#### TEXT PASSAGE:
Polycythemia Vera: The Primary Form

Polycythemia vera (PV) is a slow-growing blood cancer in which the bone marrow produces too many red blood cells without any external trigger. About 95% of cases involve a specific genetic mutation called JAK2, which acts like a stuck “on” switch for cell production. Because the bone marrow is acting independently, EPO levels in PV patients are typically below normal, pushed down by a feedback loop that recognizes the blood is already packed with red blood cells.

PV tends to develop gradually, often in people over 60, though it can appear at any age. It’s usually caught on routine blood work before symptoms become obvious. Left unmanaged, it carries real risks, but with treatment most people live with it for decades.

Symptoms to Watch For

A mildly elevated red blood cell count from altitude or moderate smoking may cause no symptoms at all. But as the count climbs higher, blood becomes thicker and flows less easily. This is where problems start.

Thickened blood leads to poor circulation in the brain, which commonly shows up as headaches, dizziness, or confusion. Some people notice blurry vision or a reddish tone to their skin, especially in the face. Less common symptoms include chest pain, shortness of breath, ringing in the ears, hearing changes, and unusual bleeding like chronic nosebleeds or bleeding gums. Intense itching after a warm shower is a classic sign of polycythemia vera specifically, though not everyone with PV experiences it.

Many people with a high red blood cell count feel nothing unusual. The absence of symptoms doesn’t mean the count can be ignored, because the major risks are internal.

Blood Clots: The Biggest Risk

The primary danger of a persistently high red blood cell count is blood clots. Thicker blood moves more slowly, and abnormal blood cell interactions raise the chance that a clot will form. These clots can block arteries supplying the brain (causing a stroke), arteries in the heart (causing a heart attack), veins deep in the legs, arteries in the lungs, or veins in the abdomen.

#### TASKS FOR THIS EXERCISE:
- A) In the passage on polycythemia vera, which genetic mutation is involved in about 95% of cases?
- B) Rewrite the paragraph of the polycythemia vera passage that begins "Thickened blood leads to poor circulation" as a short bulleted list that keeps its main facts.
- C) Continue the polycythemia vera passage, starting after its last sentence about the places where clots can form.

#### EXTRACTED RECORDS:
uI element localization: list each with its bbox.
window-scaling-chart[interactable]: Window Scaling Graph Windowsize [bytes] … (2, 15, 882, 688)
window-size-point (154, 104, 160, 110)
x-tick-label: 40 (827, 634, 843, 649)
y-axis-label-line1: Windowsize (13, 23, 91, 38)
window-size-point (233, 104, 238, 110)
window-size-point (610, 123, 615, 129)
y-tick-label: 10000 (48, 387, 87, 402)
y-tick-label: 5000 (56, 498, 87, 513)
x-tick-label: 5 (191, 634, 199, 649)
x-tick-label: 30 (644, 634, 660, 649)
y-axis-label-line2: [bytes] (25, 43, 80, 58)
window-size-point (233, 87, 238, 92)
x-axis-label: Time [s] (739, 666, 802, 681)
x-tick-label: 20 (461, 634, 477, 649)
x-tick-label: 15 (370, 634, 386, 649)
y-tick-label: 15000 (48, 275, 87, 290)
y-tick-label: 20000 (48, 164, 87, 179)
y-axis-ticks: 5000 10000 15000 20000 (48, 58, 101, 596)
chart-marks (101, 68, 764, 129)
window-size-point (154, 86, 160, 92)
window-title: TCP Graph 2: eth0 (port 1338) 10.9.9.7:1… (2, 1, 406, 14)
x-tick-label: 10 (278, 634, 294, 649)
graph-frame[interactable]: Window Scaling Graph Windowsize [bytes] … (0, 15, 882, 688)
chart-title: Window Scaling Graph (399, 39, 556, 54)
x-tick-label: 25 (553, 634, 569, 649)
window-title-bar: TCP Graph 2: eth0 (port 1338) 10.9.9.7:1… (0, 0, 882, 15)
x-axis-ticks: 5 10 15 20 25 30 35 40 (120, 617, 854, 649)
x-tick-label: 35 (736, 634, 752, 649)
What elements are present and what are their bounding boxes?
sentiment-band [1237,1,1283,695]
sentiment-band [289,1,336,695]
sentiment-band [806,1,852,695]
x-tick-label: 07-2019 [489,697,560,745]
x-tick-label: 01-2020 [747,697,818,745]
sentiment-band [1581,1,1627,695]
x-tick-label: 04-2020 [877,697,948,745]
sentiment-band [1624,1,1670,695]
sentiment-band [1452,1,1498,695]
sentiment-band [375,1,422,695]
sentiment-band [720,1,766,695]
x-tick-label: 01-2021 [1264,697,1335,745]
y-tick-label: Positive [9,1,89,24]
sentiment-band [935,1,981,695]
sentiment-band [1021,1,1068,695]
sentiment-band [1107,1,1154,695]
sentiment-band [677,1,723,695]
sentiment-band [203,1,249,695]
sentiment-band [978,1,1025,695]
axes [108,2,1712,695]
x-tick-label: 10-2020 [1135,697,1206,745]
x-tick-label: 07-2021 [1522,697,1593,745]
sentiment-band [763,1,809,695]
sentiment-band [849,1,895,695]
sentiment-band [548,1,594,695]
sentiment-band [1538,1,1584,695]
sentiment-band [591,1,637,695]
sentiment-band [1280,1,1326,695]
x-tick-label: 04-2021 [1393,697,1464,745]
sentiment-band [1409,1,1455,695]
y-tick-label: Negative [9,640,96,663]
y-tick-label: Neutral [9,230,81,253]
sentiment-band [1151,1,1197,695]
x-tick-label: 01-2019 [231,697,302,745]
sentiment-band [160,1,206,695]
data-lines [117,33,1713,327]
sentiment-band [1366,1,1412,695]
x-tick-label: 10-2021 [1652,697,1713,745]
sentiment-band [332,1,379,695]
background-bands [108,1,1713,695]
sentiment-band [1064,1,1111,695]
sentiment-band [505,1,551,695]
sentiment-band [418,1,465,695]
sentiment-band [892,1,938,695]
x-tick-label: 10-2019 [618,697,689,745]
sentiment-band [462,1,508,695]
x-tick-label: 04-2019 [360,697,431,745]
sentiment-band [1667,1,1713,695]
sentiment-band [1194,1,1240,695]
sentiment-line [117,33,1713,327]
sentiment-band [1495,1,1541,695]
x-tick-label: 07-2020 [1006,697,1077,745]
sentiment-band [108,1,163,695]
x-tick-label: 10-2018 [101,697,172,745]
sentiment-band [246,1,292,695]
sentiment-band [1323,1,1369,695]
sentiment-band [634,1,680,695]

#### EXPECTED OUTPUTS:
- A) A mutation called JAK2.

- B)
- Thickened blood causes poor circulation in the brain, commonly seen as headaches, dizziness, or confusion.
- Some people notice blurry vision or a reddish skin tone, especially in the face.
- Less common symptoms: chest pain, shortness of breath, ringing in the ears, hearing changes, and unusual bleeding such as chronic nosebleeds or bleeding gums.
- Intense itching after a warm shower is a classic sign of polycythemia vera specifically, though not everyone with PV has it.

- C)
This risk is the main reason doctors treat elevated counts even in people who feel fine. The goal is to bring blood thickness back to a range where clotting risk drops significantly.

How a High Count Is Managed

For secondary causes, the most effective approach is treating the underlying problem. Quitting smoking, managing lung disease more aggressively, or treating a kidney condition can bring the count back toward normal on its own. If you’ve recently moved to high altitude, your body’s response is physiologically appropriate, and treatment typically isn’t needed unless the count climbs unusually high.

For polycythemia vera and other primary causes, the standard treatment is therapeutic phlebotomy, which is essentially a controlled blood draw. Removing blood lowers the percentage of red blood cells and reduces thickness. The target is to keep hematocrit below 45%, a threshold shown to reduce the risk of clot-related events. Most PV patients need a phlebotomy roughly every six weeks, though the frequency varies. Some people need them more often early on and less frequently once their levels stabilize.

When phlebotomy alone isn’t enough, or when the count is very high, doctors may add medications that slow down bone marrow production. Low-dose aspirin is also commonly used in PV to reduce clotting risk further.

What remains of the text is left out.